▽
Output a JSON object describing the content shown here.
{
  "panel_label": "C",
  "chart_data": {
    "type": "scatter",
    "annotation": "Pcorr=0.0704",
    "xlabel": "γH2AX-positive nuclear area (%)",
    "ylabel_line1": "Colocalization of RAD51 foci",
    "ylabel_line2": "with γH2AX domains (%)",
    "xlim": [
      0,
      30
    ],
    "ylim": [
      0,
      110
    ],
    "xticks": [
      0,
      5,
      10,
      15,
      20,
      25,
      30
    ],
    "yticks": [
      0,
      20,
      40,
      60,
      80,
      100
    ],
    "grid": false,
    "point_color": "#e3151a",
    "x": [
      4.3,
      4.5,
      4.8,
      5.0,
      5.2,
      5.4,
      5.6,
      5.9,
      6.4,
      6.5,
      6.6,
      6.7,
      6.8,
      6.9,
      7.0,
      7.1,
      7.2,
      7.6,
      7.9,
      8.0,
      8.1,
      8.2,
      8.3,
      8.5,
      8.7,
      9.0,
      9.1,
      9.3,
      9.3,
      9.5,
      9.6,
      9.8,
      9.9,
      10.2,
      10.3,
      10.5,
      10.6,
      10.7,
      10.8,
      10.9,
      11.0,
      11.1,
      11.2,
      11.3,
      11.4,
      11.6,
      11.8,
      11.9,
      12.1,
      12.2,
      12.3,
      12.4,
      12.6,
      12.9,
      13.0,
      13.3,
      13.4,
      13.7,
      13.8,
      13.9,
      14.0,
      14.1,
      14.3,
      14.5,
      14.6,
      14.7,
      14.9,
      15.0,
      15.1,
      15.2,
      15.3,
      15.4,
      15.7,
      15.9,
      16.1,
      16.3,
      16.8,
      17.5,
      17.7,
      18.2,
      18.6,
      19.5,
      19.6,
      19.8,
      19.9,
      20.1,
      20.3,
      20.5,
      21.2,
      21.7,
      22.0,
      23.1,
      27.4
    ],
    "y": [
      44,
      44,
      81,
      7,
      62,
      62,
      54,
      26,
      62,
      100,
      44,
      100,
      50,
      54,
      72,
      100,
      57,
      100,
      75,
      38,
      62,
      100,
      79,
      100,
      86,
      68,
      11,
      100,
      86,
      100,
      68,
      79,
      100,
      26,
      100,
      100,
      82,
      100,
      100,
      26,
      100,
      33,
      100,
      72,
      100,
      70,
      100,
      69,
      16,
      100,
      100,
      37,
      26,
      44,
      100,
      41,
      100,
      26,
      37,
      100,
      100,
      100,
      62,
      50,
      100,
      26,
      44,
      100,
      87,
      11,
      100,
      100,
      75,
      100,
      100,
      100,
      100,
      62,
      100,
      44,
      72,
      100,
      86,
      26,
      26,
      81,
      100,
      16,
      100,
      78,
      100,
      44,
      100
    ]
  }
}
△
Task objective: Reproduce the entries above exactly.

Written answer:
Output a JSON object describing the content shown here.
{
  "panel_label": "C",
  "chart_data": {
    "type": "scatter",
    "annotation": "Pcorr=0.0704",
    "xlabel": "γH2AX-positive nuclear area (%)",
    "ylabel_line1": "Colocalization of RAD51 foci",
    "ylabel_line2": "with γH2AX domains (%)",
    "xlim": [
      0,
      30
    ],
    "ylim": [
      0,
      110
    ],
    "xticks": [
      0,
      5,
      10,
      15,
      20,
      25,
      30
    ],
    "yticks": [
      0,
      20,
      40,
      60,
      80,
      100
    ],
    "grid": false,
    "point_color": "#e3151a",
    "x": [
      4.3,
      4.5,
      4.8,
      5.0,
      5.2,
      5.4,
      5.6,
      5.9,
      6.4,
      6.5,
      6.6,
      6.7,
      6.8,
      6.9,
      7.0,
      7.1,
      7.2,
      7.6,
      7.9,
      8.0,
      8.1,
      8.2,
      8.3,
      8.5,
      8.7,
      9.0,
      9.1,
      9.3,
      9.3,
      9.5,
      9.6,
      9.8,
      9.9,
      10.2,
      10.3,
      10.5,
      10.6,
      10.7,
      10.8,
      10.9,
      11.0,
      11.1,
      11.2,
      11.3,
      11.4,
      11.6,
      11.8,
      11.9,
      12.1,
      12.2,
      12.3,
      12.4,
      12.6,
      12.9,
      13.0,
      13.3,
      13.4,
      13.7,
      13.8,
      13.9,
      14.0,
      14.1,
      14.3,
      14.5,
      14.6,
      14.7,
      14.9,
      15.0,
      15.1,
      15.2,
      15.3,
      15.4,
      15.7,
      15.9,
      16.1,
      16.3,
      16.8,
      17.5,
      17.7,
      18.2,
      18.6,
      19.5,
      19.6,
      19.8,
      19.9,
      20.1,
      20.3,
      20.5,
      21.2,
      21.7,
      22.0,
      23.1,
      27.4
    ],
    "y": [
      44,
      44,
      81,
      7,
      62,
      62,
      54,
      26,
      62,
      100,
      44,
      100,
      50,
      54,
      72,
      100,
      57,
      100,
      75,
      38,
      62,
      100,
      79,
      100,
      86,
      68,
      11,
      100,
      86,
      100,
      68,
      79,
      100,
      26,
      100,
      100,
      82,
      100,
      100,
      26,
      100,
      33,
      100,
      72,
      100,
      70,
      100,
      69,
      16,
      100,
      100,
      37,
      26,
      44,
      100,
      41,
      100,
      26,
      37,
      100,
      100,
      100,
      62,
      50,
      100,
      26,
      44,
      100,
      87,
      11,
      100,
      100,
      75,
      100,
      100,
      100,
      100,
      62,
      100,
      44,
      72,
      100,
      86,
      26,
      26,
      81,
      100,
      16,
      100,
      78,
      100,
      44,
      100
    ]
  }
}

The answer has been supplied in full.